> [YOUR OBJECTIVE] Determine how many lines contain the string "true". Reply with that figure and nothing else.
================================
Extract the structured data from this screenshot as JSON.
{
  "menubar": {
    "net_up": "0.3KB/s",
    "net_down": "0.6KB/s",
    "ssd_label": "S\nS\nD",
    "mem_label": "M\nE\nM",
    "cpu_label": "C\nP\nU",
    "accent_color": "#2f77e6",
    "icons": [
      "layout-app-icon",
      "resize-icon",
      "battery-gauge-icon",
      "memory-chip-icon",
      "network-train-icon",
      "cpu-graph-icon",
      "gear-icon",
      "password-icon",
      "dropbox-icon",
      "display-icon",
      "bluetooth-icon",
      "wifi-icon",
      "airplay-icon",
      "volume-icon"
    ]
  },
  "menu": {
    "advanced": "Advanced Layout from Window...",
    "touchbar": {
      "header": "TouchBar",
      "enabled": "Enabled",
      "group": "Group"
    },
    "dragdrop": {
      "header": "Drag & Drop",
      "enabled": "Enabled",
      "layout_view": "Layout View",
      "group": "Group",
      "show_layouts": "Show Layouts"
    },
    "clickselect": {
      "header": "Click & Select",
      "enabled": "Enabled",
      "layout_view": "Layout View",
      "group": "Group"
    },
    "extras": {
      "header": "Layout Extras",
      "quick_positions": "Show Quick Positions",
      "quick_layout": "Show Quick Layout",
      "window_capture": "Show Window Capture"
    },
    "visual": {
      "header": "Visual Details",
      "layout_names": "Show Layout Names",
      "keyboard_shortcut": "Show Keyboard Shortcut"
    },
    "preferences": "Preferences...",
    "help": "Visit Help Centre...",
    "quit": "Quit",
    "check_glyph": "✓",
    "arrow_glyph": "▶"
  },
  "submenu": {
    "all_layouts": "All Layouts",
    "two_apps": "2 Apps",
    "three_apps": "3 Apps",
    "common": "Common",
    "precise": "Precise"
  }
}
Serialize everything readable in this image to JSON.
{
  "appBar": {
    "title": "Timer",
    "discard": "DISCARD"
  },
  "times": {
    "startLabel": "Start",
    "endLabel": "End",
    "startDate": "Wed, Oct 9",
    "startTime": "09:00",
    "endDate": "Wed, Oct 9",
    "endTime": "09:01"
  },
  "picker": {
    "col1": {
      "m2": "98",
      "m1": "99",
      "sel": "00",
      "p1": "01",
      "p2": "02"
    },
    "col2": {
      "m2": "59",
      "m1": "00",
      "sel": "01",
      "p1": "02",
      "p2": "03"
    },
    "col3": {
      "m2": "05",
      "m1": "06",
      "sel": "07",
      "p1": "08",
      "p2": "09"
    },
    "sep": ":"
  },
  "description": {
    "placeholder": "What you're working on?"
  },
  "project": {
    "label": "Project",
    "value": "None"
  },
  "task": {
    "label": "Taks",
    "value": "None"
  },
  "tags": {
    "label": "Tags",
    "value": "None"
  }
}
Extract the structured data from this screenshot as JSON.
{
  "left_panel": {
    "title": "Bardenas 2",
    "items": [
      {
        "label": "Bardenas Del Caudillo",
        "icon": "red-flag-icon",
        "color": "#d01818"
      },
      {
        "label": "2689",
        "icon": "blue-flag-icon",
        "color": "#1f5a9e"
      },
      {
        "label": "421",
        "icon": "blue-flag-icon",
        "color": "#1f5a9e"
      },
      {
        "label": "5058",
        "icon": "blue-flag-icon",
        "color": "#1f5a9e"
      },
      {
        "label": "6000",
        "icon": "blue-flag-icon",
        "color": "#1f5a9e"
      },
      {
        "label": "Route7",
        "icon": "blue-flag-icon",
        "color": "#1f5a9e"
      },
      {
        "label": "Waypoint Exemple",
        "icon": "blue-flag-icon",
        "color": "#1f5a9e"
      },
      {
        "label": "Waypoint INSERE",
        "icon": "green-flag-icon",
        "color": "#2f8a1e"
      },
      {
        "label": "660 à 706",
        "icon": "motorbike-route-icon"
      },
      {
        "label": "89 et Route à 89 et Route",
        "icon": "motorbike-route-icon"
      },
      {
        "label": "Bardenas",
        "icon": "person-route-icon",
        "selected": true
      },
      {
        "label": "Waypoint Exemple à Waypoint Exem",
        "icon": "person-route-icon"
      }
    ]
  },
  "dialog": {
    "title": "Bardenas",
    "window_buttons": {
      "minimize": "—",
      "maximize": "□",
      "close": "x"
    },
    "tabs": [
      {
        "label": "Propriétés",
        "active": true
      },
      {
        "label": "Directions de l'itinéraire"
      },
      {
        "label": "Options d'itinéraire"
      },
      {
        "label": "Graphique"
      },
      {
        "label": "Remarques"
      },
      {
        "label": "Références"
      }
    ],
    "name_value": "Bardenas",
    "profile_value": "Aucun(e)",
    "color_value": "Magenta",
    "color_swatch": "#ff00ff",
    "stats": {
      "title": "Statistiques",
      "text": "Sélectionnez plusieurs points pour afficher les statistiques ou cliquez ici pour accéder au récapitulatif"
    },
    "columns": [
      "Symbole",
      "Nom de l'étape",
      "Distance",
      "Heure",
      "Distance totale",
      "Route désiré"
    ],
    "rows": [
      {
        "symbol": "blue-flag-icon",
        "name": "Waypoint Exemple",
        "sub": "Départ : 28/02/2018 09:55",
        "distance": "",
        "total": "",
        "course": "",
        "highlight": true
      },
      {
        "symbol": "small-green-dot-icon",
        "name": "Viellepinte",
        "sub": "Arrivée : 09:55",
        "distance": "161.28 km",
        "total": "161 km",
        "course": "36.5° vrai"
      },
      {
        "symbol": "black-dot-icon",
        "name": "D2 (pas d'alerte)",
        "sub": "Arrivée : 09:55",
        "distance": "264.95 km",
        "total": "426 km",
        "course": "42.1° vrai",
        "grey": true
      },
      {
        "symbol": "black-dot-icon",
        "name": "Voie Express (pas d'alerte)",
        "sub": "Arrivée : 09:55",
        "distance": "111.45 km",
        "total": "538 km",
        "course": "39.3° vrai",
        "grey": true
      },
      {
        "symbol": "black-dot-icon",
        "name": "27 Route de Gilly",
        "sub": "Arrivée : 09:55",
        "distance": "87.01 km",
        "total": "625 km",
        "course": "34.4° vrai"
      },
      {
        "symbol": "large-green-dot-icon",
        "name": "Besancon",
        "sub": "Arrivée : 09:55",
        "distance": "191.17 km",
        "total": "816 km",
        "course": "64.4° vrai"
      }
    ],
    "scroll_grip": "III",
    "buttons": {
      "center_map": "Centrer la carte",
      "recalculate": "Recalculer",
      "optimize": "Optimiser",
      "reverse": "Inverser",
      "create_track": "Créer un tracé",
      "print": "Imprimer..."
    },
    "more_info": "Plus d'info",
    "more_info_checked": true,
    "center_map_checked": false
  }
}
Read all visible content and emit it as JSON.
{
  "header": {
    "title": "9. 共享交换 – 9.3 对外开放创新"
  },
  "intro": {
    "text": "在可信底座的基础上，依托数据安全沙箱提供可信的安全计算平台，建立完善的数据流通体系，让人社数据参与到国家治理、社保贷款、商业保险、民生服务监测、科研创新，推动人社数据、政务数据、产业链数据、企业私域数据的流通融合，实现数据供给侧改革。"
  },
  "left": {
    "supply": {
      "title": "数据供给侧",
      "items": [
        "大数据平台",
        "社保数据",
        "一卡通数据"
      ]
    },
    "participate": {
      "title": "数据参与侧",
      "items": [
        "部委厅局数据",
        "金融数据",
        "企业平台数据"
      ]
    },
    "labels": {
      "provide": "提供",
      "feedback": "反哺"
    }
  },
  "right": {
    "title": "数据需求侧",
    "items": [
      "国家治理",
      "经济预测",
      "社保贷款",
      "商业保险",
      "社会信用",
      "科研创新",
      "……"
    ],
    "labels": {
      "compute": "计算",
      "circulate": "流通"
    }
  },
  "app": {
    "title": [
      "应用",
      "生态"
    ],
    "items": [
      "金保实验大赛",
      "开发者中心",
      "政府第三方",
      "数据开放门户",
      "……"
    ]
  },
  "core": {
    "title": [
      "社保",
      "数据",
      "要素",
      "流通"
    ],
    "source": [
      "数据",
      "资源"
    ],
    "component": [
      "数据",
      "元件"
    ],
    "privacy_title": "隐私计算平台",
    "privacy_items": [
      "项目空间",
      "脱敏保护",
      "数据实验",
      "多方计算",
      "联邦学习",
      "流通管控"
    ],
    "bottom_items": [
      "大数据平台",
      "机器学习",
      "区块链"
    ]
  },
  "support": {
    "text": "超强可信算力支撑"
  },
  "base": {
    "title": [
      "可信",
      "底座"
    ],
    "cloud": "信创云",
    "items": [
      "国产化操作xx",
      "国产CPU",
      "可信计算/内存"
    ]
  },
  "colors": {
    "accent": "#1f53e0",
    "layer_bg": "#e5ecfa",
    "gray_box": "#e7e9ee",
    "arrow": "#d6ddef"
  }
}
================================
> [EXERCISE RESULT] 6